***** Data shown *****
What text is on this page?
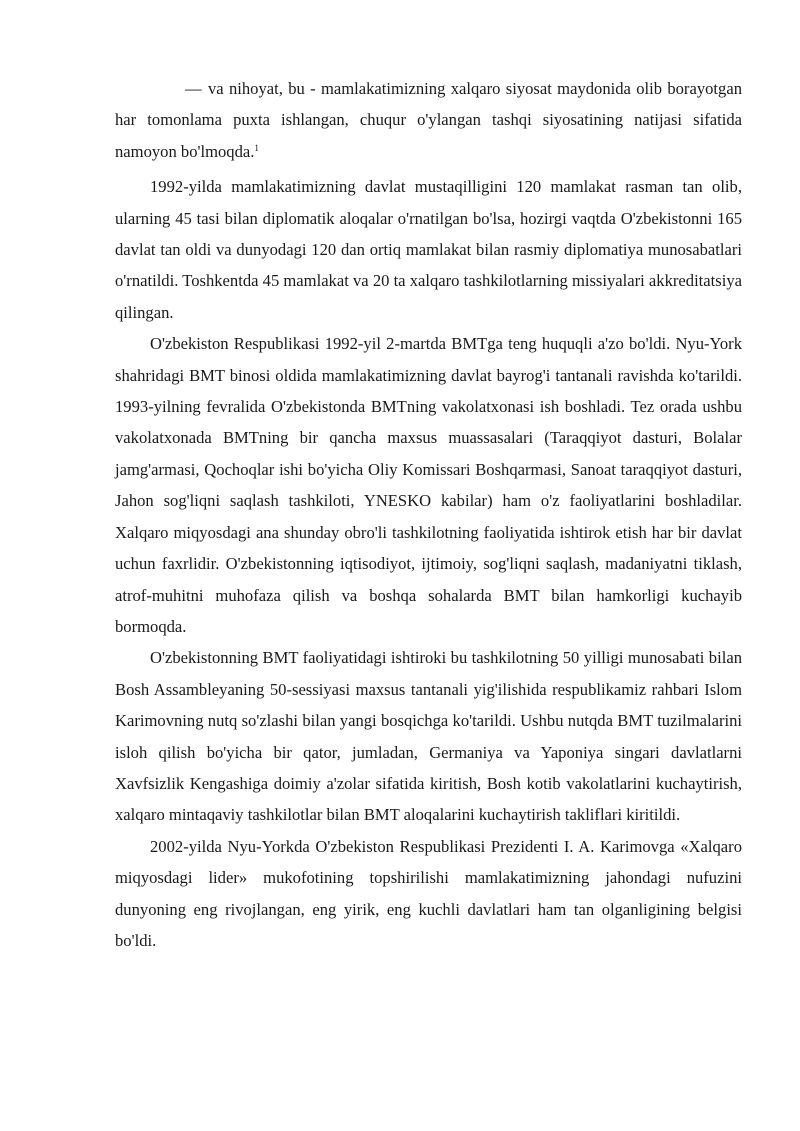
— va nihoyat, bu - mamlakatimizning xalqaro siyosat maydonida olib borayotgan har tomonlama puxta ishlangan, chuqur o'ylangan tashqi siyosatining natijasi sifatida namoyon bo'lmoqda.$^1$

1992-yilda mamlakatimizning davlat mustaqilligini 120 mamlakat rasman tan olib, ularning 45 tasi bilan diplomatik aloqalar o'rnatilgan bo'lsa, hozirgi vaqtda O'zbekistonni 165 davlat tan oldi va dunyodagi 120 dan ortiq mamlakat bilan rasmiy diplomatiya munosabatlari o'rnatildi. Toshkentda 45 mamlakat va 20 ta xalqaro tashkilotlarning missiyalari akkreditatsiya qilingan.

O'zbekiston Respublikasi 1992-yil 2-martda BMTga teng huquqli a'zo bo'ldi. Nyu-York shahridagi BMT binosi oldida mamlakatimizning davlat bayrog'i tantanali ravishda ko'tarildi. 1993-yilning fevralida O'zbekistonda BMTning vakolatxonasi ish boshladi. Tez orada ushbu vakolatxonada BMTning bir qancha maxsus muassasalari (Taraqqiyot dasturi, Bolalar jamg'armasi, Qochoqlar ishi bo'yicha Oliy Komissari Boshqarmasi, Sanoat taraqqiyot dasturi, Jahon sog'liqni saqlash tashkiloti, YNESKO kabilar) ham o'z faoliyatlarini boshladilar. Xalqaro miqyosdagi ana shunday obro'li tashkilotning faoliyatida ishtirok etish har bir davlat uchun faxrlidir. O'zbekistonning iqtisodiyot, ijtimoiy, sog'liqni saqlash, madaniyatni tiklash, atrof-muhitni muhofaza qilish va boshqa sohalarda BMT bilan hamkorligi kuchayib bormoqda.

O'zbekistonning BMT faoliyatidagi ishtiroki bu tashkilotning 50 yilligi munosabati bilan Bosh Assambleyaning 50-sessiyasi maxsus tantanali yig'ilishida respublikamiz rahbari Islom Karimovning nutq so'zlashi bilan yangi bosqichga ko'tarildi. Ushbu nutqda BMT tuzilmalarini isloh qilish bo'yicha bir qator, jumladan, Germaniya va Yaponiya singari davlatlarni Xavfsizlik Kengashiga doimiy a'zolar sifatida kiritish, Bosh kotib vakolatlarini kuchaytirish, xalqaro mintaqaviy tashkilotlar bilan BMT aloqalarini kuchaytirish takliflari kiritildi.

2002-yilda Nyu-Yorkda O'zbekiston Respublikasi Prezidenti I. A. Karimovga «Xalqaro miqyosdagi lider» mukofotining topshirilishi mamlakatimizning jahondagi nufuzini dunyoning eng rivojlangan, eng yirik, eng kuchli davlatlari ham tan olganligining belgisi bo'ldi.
*****
***** Data shown *****
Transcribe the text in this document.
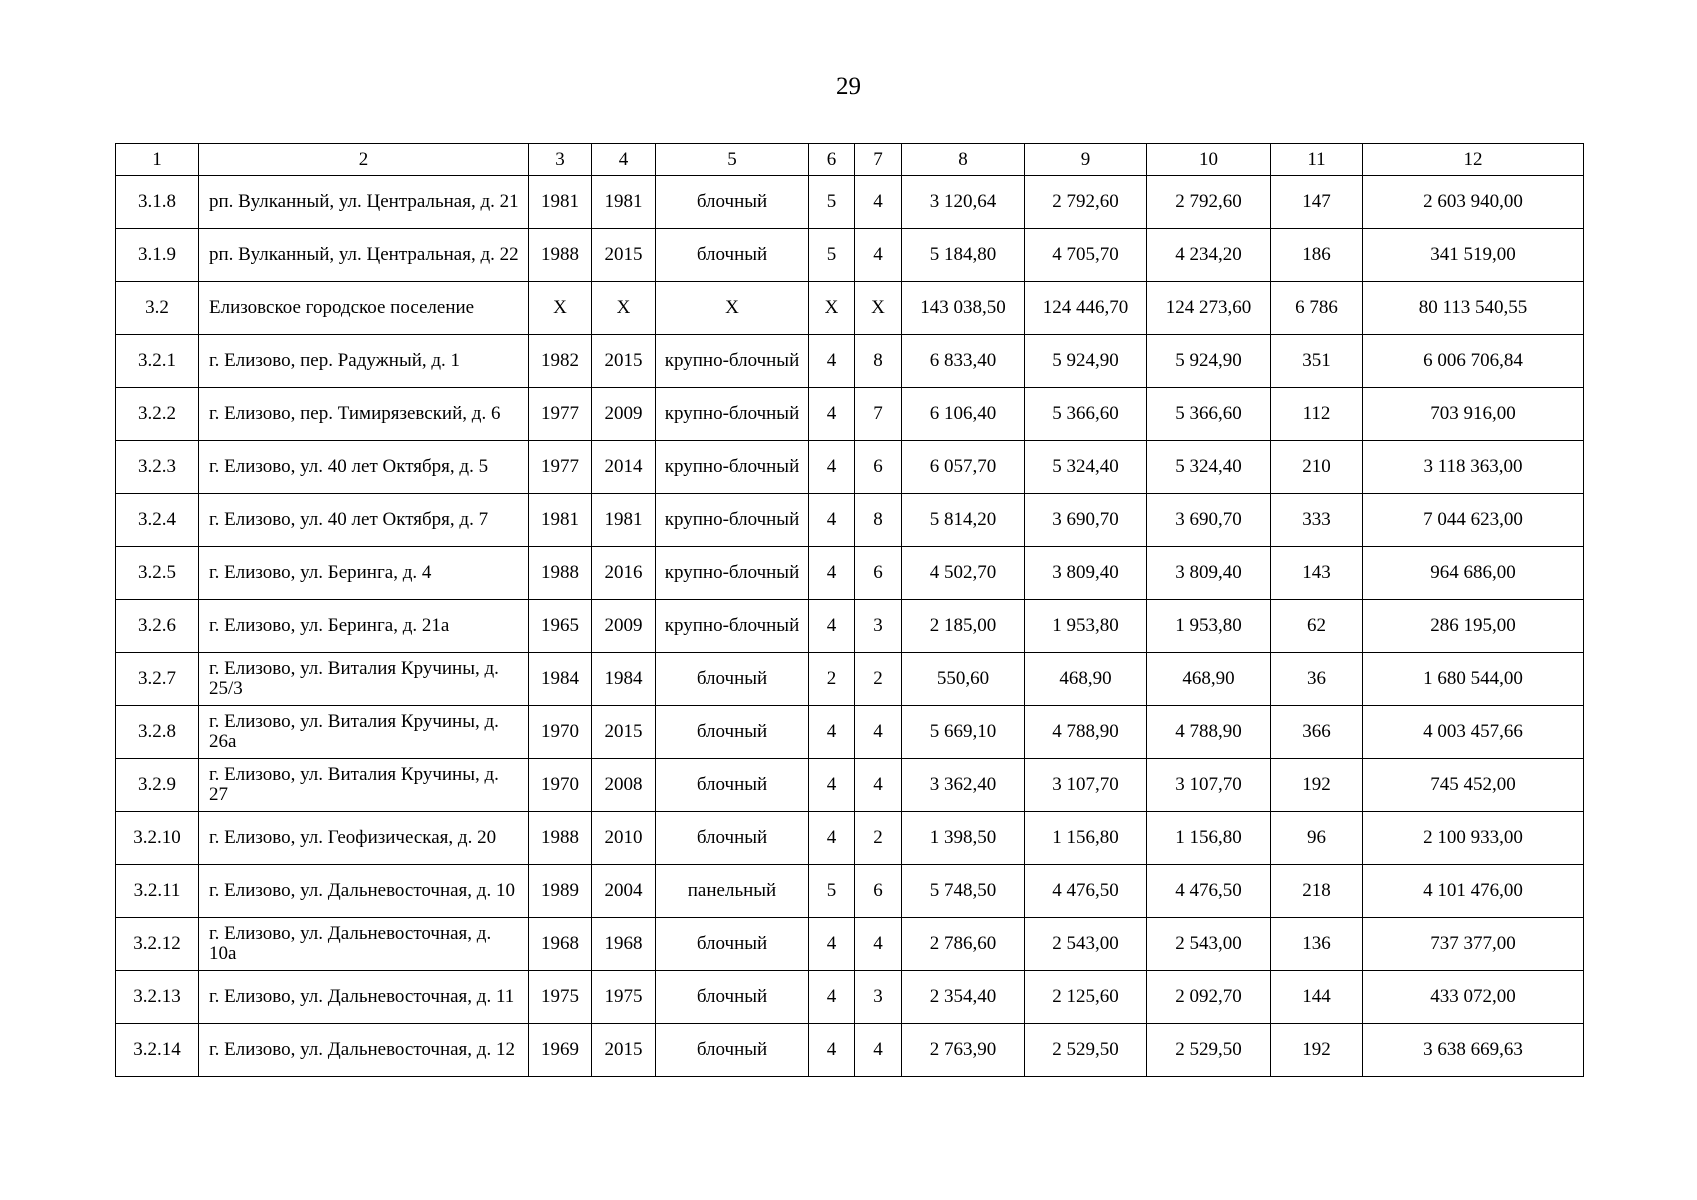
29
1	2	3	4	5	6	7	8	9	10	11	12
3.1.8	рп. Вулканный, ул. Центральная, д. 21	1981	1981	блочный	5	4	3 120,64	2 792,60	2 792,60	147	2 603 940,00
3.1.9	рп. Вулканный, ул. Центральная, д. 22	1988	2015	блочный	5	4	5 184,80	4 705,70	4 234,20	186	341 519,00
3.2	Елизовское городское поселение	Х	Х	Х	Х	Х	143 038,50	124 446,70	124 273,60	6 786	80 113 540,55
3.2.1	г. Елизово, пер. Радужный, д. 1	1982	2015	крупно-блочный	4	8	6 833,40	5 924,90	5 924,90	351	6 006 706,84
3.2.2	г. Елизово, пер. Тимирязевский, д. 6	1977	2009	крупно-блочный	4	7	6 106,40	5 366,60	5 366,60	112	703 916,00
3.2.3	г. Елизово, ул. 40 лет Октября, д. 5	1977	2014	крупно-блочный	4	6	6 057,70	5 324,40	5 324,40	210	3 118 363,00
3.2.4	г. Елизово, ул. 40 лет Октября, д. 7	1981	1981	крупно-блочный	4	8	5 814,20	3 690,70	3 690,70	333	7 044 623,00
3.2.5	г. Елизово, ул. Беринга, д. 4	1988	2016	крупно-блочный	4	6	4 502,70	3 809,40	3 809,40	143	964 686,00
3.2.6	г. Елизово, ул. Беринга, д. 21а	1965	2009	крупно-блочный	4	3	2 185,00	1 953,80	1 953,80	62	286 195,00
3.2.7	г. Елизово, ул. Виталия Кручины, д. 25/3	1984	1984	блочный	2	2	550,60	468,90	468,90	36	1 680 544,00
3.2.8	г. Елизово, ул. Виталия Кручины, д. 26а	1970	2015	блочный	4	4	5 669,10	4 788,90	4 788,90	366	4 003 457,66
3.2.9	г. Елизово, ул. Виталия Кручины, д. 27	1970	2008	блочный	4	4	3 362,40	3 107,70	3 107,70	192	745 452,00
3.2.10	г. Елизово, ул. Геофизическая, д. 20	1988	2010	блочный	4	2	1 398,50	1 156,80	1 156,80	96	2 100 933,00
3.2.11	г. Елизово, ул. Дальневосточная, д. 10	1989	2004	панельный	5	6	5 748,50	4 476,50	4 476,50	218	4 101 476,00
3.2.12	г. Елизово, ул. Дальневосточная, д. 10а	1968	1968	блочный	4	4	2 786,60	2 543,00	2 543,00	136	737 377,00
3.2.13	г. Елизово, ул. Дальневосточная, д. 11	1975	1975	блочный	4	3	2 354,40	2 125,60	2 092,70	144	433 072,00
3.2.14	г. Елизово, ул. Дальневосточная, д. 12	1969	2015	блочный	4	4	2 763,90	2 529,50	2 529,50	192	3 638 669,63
*****
▶ **What needs to be done**: Pull out all lines containing the word "Вулканный" from the entries above.

▶ **Task solution**:
3.1.8	рп. Вулканный, ул. Центральная, д. 21	1981	1981	блочный	5	4	3 120,64	2 792,60	2 792,60	147	2 603 940,00
3.1.9	рп. Вулканный, ул. Центральная, д. 22	1988	2015	блочный	5	4	5 184,80	4 705,70	4 234,20	186	341 519,00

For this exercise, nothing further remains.